# Task details:
Among the records, how many lines contain "Republik"? Only the number is needed.

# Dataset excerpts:
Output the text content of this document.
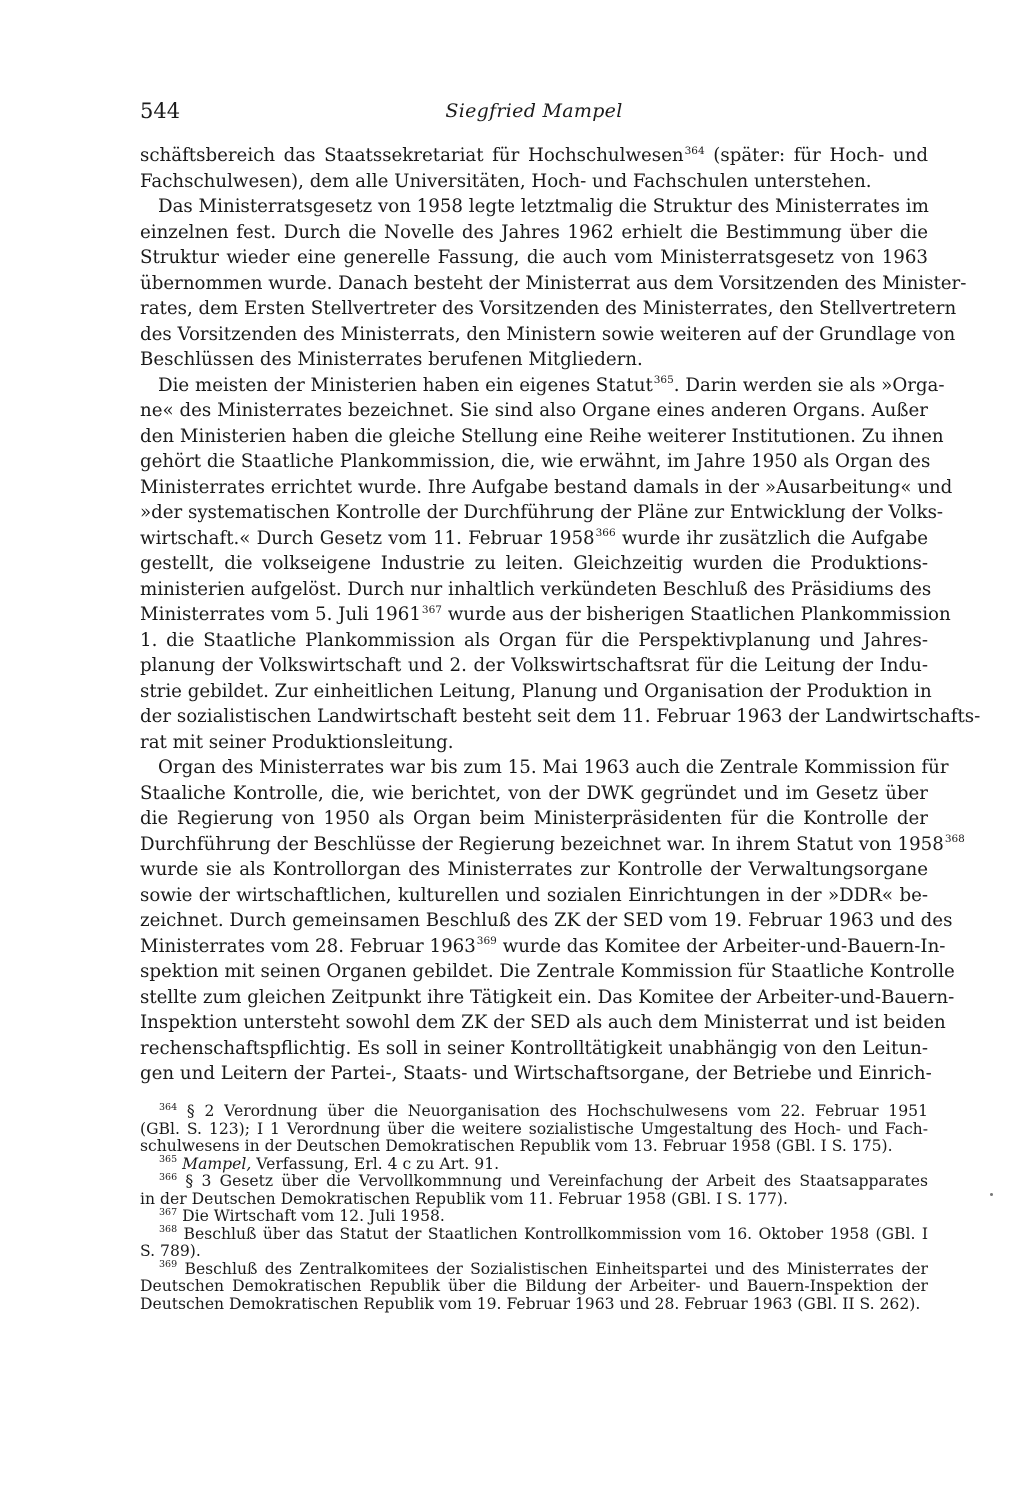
544	Siegfried Mampel
schäftsbereich das Staatssekretariat für Hochschulwesen$^{364}$ (später: für Hoch- und
Fachschulwesen), dem alle Universitäten, Hoch- und Fachschulen unterstehen.
Das Ministerratsgesetz von 1958 legte letztmalig die Struktur des Ministerrates im
einzelnen fest. Durch die Novelle des Jahres 1962 erhielt die Bestimmung über die
Struktur wieder eine generelle Fassung, die auch vom Ministerratsgesetz von 1963
übernommen wurde. Danach besteht der Ministerrat aus dem Vorsitzenden des Minister-
rates, dem Ersten Stellvertreter des Vorsitzenden des Ministerrates, den Stellvertretern
des Vorsitzenden des Ministerrats, den Ministern sowie weiteren auf der Grundlage von
Beschlüssen des Ministerrates berufenen Mitgliedern.
Die meisten der Ministerien haben ein eigenes Statut$^{365}$. Darin werden sie als »Orga-
ne« des Ministerrates bezeichnet. Sie sind also Organe eines anderen Organs. Außer
den Ministerien haben die gleiche Stellung eine Reihe weiterer Institutionen. Zu ihnen
gehört die Staatliche Plankommission, die, wie erwähnt, im Jahre 1950 als Organ des
Ministerrates errichtet wurde. Ihre Aufgabe bestand damals in der »Ausarbeitung« und
»der systematischen Kontrolle der Durchführung der Pläne zur Entwicklung der Volks-
wirtschaft.« Durch Gesetz vom 11. Februar 1958$^{366}$ wurde ihr zusätzlich die Aufgabe
gestellt, die volkseigene Industrie zu leiten. Gleichzeitig wurden die Produktions-
ministerien aufgelöst. Durch nur inhaltlich verkündeten Beschluß des Präsidiums des
Ministerrates vom 5. Juli 1961$^{367}$ wurde aus der bisherigen Staatlichen Plankommission
1. die Staatliche Plankommission als Organ für die Perspektivplanung und Jahres-
planung der Volkswirtschaft und 2. der Volkswirtschaftsrat für die Leitung der Indu-
strie gebildet. Zur einheitlichen Leitung, Planung und Organisation der Produktion in
der sozialistischen Landwirtschaft besteht seit dem 11. Februar 1963 der Landwirtschafts-
rat mit seiner Produktionsleitung.
Organ des Ministerrates war bis zum 15. Mai 1963 auch die Zentrale Kommission für
Staaliche Kontrolle, die, wie berichtet, von der DWK gegründet und im Gesetz über
die Regierung von 1950 als Organ beim Ministerpräsidenten für die Kontrolle der
Durchführung der Beschlüsse der Regierung bezeichnet war. In ihrem Statut von 1958$^{368}$
wurde sie als Kontrollorgan des Ministerrates zur Kontrolle der Verwaltungsorgane
sowie der wirtschaftlichen, kulturellen und sozialen Einrichtungen in der »DDR« be-
zeichnet. Durch gemeinsamen Beschluß des ZK der SED vom 19. Februar 1963 und des
Ministerrates vom 28. Februar 1963$^{369}$ wurde das Komitee der Arbeiter-und-Bauern-In-
spektion mit seinen Organen gebildet. Die Zentrale Kommission für Staatliche Kontrolle
stellte zum gleichen Zeitpunkt ihre Tätigkeit ein. Das Komitee der Arbeiter-und-Bauern-
Inspektion untersteht sowohl dem ZK der SED als auch dem Ministerrat und ist beiden
rechenschaftspflichtig. Es soll in seiner Kontrolltätigkeit unabhängig von den Leitun-
gen und Leitern der Partei-, Staats- und Wirtschaftsorgane, der Betriebe und Einrich-
$^{364}$ § 2 Verordnung über die Neuorganisation des Hochschulwesens vom 22. Februar 1951
(GBl. S. 123); I 1 Verordnung über die weitere sozialistische Umgestaltung des Hoch- und Fach-
schulwesens in der Deutschen Demokratischen Republik vom 13. Februar 1958 (GBl. I S. 175).
$^{365}$ Mampel, Verfassung, Erl. 4 c zu Art. 91.
$^{366}$ § 3 Gesetz über die Vervollkommnung und Vereinfachung der Arbeit des Staatsapparates
in der Deutschen Demokratischen Republik vom 11. Februar 1958 (GBl. I S. 177).
$^{367}$ Die Wirtschaft vom 12. Juli 1958.
$^{368}$ Beschluß über das Statut der Staatlichen Kontrollkommission vom 16. Oktober 1958 (GBl. I
S. 789).
$^{369}$ Beschluß des Zentralkomitees der Sozialistischen Einheitspartei und des Ministerrates der
Deutschen Demokratischen Republik über die Bildung der Arbeiter- und Bauern-Inspektion der
Deutschen Demokratischen Republik vom 19. Februar 1963 und 28. Februar 1963 (GBl. II S. 262).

# Written response:
4